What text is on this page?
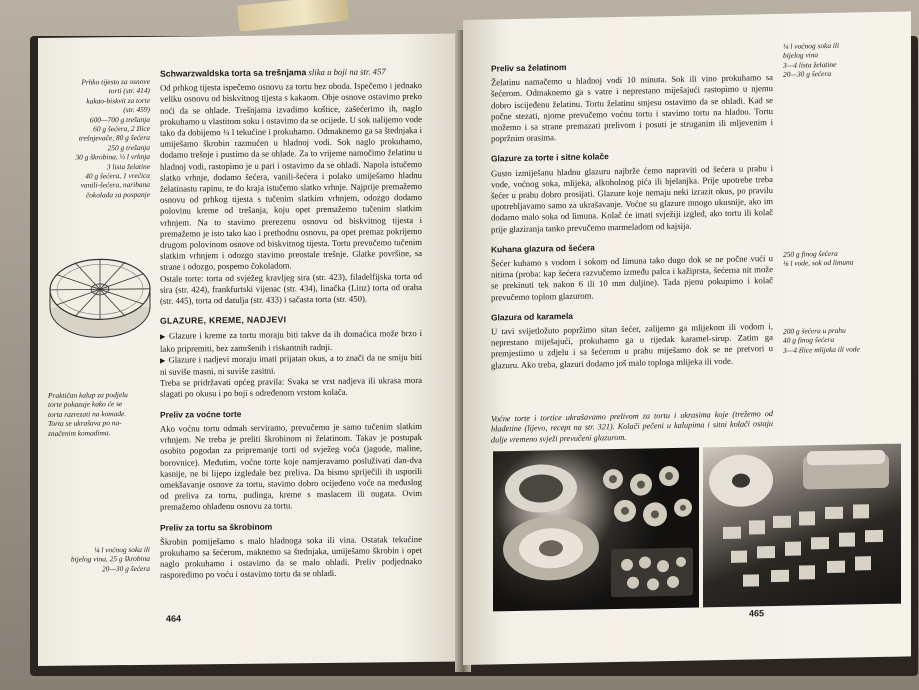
Prhko tijesto za osnove
torti (str. 414)
kakao-biskvit za torte
(str. 459)
600—700 g trešanja
60 g šećera, 2 žlice
trešnjevače, 80 g šećera
250 g trešanja
30 g škrobina, ½ l vrhnja
3 lista želatine
40 g šećera, 1 vrećica
vanili-šećera, naribana
čokolada za pospanje
Praktičan kalup za podjelu
torte pokazuje kako će se
torta razrezati na komade.
Torta se ukrašava po na-
značenim komadima.
¼ l voćnog soka ili
bijelog vina, 25 g škrobina
20—30 g šećera

Schwarzwaldska torta sa trešnjama slika u boji na str. 457

Od prhkog tijesta ispečemo osnovu za tortu bez oboda. Ispečemo i jednako veliku osnovu od biskvitnog tijesta s kakaom. Obje osnove ostavimo preko noći da se ohlade. Trešnjama izvadimo koštice, zašećerimo ih, naglo prokuhamo u vlastitom soku i ostavimo da se ocijede. U sok nalijemo vode tako da dobijemo ¼ l tekućine i prokuhamo. Odmaknemo ga sa štednjaka i umiješamo škrobin razmućen u hladnoj vodi. Sok naglo prokuhamo, dodamo trešnje i pustimo da se ohlade. Za to vrijeme namočimo želatinu u hladnoj vodi, rastopimo je u pari i ostavimo da se ohladi. Napola istučemo slatko vrhnje, dodamo šećera, vanili-šećera i polako umiješamo hladnu želatinastu rapinu, te do kraja istučemo slatko vrhnje. Najprije premažemo osnovu od prhkog tijesta s tučenim slatkim vrhnjem, odozgo dodamo polovinu kreme od trešanja, koju opet premažemo tučenim slatkim vrhnjem. Na to stavimo prerezenu osnovu od biskvitnog tijesta i premažemo je isto tako kao i prethodnu osnovu, pa opet premaz pokrijemo drugom polovinom osnove od biskvitnog tijesta. Tortu prevučemo tučenim slatkim vrhnjem i odozgo stavimo preostale trešnje. Glatke površine, sa strane i odozgo, pospemo čokoladom.

Ostale torte: torta od svježeg kravljeg sira (str. 423), filadelfijska torta od sira (str. 424), frankfurtski vijenac (str. 434), linačka (Linz) torta od oraha (str. 445), torta od datulja (str. 433) i sačasta torta (str. 450).

GLAZURE, KREME, NADJEVI

▶ Glazure i kreme za tortu moraju biti takve da ih domaćica može brzo i lako pripremiti, bez zamršenih i riskantnih radnji.

▶ Glazure i nadjevi moraju imati prijatan okus, a to znači da ne smiju biti ni suviše masni, ni suviše zasitni.

Treba se pridržavati općeg pravila: Svaka se vrst nadjeva ili ukrasa mora slagati po okusu i po boji s određenom vrstom kolača.

Preliv za voćne torte

Ako voćnu tortu odmah serviramo, prevučemo je samo tučenim slatkim vrhnjem. Ne treba je preliti škrobinom ni želatinom. Takav je postupak osobito pogodan za pripremanje torti od svježeg voća (jagode, maline, borovnice). Međutim, voćne torte koje namjeravamo posluživati dan-dva kasnije, ne bi lijepo izgledale bez preliva. Da bismo spriječili ih usporili omekšavanje osnove za tortu, stavimo dobro ocijeđeno voće na međuslog od preliva za tortu, pudinga, kreme s maslacem ili nugata. Ovim premažemo ohlađenu osnovu za tortu.

Preliv za tortu sa škrobinom

Škrobin pomiješamo s malo hladnoga soka ili vina. Ostatak tekućine prokuhamo sa šećerom, maknemo sa štednjaka, umiješamo škrobin i opet naglo prokuhamo i ostavimo da se malo ohladi. Preliv podjednako rasporedimo po voću i ostavimo tortu da se ohladi.

464
Preliv sa želatinom

Želatinu namačemo u hladnoj vodi 10 minuta. Sok ili vino prokuhamo sa šećerom. Odmaknemo ga s vatre i neprestano miješajući rastopimo u njemu dobro iscijeđenu želatinu. Tortu želatinu smjesu ostavimo da se ohladi. Kad se počne stezati, njome prevučemo voćnu tortu i stavimo tortu na hladno. Tortu možemo i sa strane premazati prelivom i posuti je struganim ili mljevenim i popržnim orasima.

Glazure za torte i sitne kolače

Gusto izmiješanu hladnu glazuru najbrže ćemo napraviti od šećera u prahu i vode, voćnog soka, mlijeka, alkoholnog pića ili bjelanjka. Prije upotrebe treba šećer u prahu dobro prosijati. Glazure koje nemaju neki izrazit okus, po pravilu upotrebljavamo samo za ukrašavanje. Voćne su glazure mnogo ukusnije, ako im dodamo malo soka od limuna. Kolač će imati svježiji izgled, ako tortu ili kolač prije glaziranja tanko prevučemo marmeladom od kajsija.

Kuhana glazura od šećera

Šećer kuhamo s vodom i sokom od limuna tako dugo dok se ne počne vući u nitima (proba: kap šećera razvučemo između palca i kažiprsta, šećerna nit može se prekinuti tek nakon 6 ili 10 mm duljine). Tada pjenu pokupimo i kolač prevučemo toplom glazurom.

Glazura od karamela

U tavi svijetložuto popržimo sitan šećer, zalijemo ga mlijekom ili vodom i, neprestano miješajući, prokuhamo ga u rijedak karamel-sirup. Zatim ga premjestimo u zdjelu i sa šećerom u prahu miješamo dok se ne pretvori u glazuru. Ako treba, glazuri dodamo još malo toploga mlijeka ili vode.

¼ l voćnog soka ili
bijelog vina
3—4 lista želatine
20—30 g šećera
250 g finog šećera
⅛ l vode, sok od limuna
200 g šećera u prahu
40 g finog šećera
3—4 žlice mlijeka ili vode
Voćne torte i tortice ukrašavamo prelivom za tortu i ukrasima koje (trežemo od hladetine (lijevo, recept na str. 321). Kolači pečeni u kalupima i sitni kolači ostaju dulje vremeno svježi prevučeni glazurom.
465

_SET EXERCISE_
Search the listing for the word "samo" and return each line that holds it.

_EXERCISE RESULT_
Ako voćnu tortu odmah serviramo, prevučemo je samo tučenim slatkim vrhnjem. Ne treba je preliti škrobinom ni želatinom. Takav je postupak osobito pogodan za pripremanje torti od svježeg voća (jagode, maline, borovnice). Međutim, voćne torte koje namjeravamo posluživati dan-dva kasnije, ne bi lijepo izgledale bez preliva. Da bismo spriječili ih usporili omekšavanje osnove za tortu, stavimo dobro ocijeđeno voće na međuslog od preliva za tortu, pudinga, kreme s maslacem ili nugata. Ovim premažemo ohlađenu osnovu za tortu.
Gusto izmiješanu hladnu glazuru najbrže ćemo napraviti od šećera u prahu i vode, voćnog soka, mlijeka, alkoholnog pića ili bjelanjka. Prije upotrebe treba šećer u prahu dobro prosijati. Glazure koje nemaju neki izrazit okus, po pravilu upotrebljavamo samo za ukrašavanje. Voćne su glazure mnogo ukusnije, ako im dodamo malo soka od limuna. Kolač će imati svježiji izgled, ako tortu ili kolač prije glaziranja tanko prevučemo marmeladom od kajsija.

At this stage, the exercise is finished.